__CHALLENGE__: Copy the lines that follow, keeping every character the same.

Dataset records:

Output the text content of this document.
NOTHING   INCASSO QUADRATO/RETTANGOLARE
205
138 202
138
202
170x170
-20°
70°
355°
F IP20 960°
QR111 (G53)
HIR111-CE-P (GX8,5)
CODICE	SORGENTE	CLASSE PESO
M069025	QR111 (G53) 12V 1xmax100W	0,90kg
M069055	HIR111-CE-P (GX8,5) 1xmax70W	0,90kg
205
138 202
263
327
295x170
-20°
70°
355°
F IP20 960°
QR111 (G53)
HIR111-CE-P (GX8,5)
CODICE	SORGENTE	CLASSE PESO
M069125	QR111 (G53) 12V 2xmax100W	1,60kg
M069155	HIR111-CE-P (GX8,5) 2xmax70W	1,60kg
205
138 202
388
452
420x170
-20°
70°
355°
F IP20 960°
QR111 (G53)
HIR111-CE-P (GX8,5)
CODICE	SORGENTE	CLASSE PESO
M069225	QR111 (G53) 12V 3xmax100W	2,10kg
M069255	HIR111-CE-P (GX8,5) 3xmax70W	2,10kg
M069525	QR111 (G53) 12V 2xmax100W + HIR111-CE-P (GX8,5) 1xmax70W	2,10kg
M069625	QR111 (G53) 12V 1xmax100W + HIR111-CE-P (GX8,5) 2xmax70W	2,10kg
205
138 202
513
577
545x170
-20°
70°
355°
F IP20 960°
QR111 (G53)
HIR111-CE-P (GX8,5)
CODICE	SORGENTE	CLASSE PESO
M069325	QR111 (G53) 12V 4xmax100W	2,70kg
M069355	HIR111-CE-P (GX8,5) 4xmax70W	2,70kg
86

__ANSWER TO THE EXERCISE__:
Output the text content of this document.
NOTHING   INCASSO QUADRATO/RETTANGOLARE
205
138 202
138
202
170x170
-20°
70°
355°
F IP20 960°
QR111 (G53)
HIR111-CE-P (GX8,5)
CODICE	SORGENTE	CLASSE PESO
M069025	QR111 (G53) 12V 1xmax100W	0,90kg
M069055	HIR111-CE-P (GX8,5) 1xmax70W	0,90kg
205
138 202
263
327
295x170
-20°
70°
355°
F IP20 960°
QR111 (G53)
HIR111-CE-P (GX8,5)
CODICE	SORGENTE	CLASSE PESO
M069125	QR111 (G53) 12V 2xmax100W	1,60kg
M069155	HIR111-CE-P (GX8,5) 2xmax70W	1,60kg
205
138 202
388
452
420x170
-20°
70°
355°
F IP20 960°
QR111 (G53)
HIR111-CE-P (GX8,5)
CODICE	SORGENTE	CLASSE PESO
M069225	QR111 (G53) 12V 3xmax100W	2,10kg
M069255	HIR111-CE-P (GX8,5) 3xmax70W	2,10kg
M069525	QR111 (G53) 12V 2xmax100W + HIR111-CE-P (GX8,5) 1xmax70W	2,10kg
M069625	QR111 (G53) 12V 1xmax100W + HIR111-CE-P (GX8,5) 2xmax70W	2,10kg
205
138 202
513
577
545x170
-20°
70°
355°
F IP20 960°
QR111 (G53)
HIR111-CE-P (GX8,5)
CODICE	SORGENTE	CLASSE PESO
M069325	QR111 (G53) 12V 4xmax100W	2,70kg
M069355	HIR111-CE-P (GX8,5) 4xmax70W	2,70kg
86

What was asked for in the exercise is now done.